───── THE RECORDS

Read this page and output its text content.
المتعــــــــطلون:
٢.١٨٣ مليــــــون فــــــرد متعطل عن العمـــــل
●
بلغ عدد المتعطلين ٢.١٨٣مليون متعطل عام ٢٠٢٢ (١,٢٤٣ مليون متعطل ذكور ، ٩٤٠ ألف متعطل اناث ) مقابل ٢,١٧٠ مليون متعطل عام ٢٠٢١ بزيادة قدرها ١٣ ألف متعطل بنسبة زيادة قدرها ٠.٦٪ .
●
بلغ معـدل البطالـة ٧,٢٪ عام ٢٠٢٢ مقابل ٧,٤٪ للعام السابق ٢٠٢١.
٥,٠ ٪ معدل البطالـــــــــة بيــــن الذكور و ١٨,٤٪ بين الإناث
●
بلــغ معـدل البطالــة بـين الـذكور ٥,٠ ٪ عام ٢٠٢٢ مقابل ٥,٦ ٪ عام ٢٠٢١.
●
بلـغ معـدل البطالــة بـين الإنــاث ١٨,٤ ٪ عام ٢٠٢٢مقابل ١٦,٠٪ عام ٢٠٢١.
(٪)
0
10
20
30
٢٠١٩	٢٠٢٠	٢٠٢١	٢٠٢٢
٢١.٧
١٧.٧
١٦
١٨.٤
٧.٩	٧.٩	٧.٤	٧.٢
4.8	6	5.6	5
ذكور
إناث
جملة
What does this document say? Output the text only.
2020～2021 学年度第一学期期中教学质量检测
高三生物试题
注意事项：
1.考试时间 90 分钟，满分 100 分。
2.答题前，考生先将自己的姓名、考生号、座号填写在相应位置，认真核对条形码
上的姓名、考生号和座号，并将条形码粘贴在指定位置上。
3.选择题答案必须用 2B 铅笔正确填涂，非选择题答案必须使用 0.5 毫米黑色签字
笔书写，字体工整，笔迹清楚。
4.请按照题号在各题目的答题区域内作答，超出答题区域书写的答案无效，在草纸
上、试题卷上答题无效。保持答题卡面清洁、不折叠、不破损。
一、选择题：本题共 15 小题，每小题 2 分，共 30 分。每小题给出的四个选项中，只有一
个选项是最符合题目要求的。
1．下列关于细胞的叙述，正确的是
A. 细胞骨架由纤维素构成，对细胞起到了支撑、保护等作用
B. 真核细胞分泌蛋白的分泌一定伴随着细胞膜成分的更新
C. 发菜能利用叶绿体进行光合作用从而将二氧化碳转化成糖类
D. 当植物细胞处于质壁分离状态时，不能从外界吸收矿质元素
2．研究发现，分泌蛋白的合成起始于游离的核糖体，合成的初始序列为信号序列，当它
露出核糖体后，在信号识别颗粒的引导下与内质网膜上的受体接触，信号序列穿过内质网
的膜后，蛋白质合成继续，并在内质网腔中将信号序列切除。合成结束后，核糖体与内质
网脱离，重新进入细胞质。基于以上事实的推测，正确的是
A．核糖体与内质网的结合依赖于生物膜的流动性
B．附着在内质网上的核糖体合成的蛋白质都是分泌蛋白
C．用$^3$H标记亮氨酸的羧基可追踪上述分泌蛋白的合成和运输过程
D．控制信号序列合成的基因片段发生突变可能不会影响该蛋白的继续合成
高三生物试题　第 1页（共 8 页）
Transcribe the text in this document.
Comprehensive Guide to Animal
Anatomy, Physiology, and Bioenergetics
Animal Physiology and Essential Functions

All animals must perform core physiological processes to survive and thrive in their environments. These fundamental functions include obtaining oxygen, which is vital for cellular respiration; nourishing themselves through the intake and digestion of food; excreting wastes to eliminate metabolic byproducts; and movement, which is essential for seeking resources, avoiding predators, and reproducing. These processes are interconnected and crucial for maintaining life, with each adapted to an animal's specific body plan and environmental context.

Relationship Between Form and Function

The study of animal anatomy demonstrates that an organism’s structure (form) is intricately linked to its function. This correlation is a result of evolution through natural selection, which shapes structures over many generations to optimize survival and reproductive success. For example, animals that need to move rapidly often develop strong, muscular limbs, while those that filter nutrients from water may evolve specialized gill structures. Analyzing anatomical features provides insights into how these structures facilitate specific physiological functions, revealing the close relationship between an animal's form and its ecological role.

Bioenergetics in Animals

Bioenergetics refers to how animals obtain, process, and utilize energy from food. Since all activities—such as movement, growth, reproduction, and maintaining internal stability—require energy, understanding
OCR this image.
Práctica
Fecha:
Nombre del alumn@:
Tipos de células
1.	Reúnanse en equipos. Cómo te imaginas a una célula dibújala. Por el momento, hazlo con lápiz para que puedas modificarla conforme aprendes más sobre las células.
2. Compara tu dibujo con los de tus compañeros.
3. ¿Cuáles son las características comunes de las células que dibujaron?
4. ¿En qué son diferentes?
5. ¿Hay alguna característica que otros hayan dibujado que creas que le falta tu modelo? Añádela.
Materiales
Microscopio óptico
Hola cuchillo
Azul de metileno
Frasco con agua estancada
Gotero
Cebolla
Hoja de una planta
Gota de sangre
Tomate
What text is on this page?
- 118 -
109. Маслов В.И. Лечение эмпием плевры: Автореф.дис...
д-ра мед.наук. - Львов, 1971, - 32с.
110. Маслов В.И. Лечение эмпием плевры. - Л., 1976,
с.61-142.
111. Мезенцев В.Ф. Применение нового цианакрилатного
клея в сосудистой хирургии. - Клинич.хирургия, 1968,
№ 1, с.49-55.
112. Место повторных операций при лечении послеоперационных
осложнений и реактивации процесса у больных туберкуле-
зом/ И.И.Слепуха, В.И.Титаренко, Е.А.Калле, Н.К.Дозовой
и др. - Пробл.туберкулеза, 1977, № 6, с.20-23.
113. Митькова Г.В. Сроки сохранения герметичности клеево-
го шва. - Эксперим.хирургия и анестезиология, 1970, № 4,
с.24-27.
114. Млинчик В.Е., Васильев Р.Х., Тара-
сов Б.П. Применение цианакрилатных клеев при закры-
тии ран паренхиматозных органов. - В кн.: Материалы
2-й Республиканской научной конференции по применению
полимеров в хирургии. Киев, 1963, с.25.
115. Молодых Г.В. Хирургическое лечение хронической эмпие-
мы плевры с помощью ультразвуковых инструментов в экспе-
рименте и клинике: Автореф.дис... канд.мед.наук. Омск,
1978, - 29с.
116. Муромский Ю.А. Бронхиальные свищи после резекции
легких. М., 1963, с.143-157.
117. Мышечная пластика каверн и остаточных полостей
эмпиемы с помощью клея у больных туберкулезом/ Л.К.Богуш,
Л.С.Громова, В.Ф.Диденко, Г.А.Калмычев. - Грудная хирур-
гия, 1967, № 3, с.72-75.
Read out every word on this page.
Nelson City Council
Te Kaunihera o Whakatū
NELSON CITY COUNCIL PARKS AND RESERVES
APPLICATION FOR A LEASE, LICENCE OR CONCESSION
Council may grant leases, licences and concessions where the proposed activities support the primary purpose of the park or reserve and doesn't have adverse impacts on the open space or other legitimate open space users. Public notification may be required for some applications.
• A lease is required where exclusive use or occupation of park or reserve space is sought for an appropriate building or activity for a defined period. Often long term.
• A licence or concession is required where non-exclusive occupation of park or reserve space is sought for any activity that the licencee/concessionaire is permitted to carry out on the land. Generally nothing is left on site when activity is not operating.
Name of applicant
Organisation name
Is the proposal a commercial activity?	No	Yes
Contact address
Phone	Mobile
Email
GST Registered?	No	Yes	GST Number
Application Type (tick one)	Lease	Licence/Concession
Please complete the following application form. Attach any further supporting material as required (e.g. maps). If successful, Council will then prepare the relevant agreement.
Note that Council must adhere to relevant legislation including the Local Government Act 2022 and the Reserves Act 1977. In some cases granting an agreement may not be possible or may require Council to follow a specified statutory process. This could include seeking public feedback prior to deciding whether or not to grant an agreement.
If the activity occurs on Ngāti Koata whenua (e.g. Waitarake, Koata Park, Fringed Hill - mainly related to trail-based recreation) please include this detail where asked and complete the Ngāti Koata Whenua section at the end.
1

──────────

**STATED PROBLEM:** Gather each line that holds "Автореф".

**EXPECTED ANSWER:**
109. Маслов В.И. Лечение эмпием плевры: Автореф.дис...
рименте и клинике: Автореф.дис... канд.мед.наук. Омск,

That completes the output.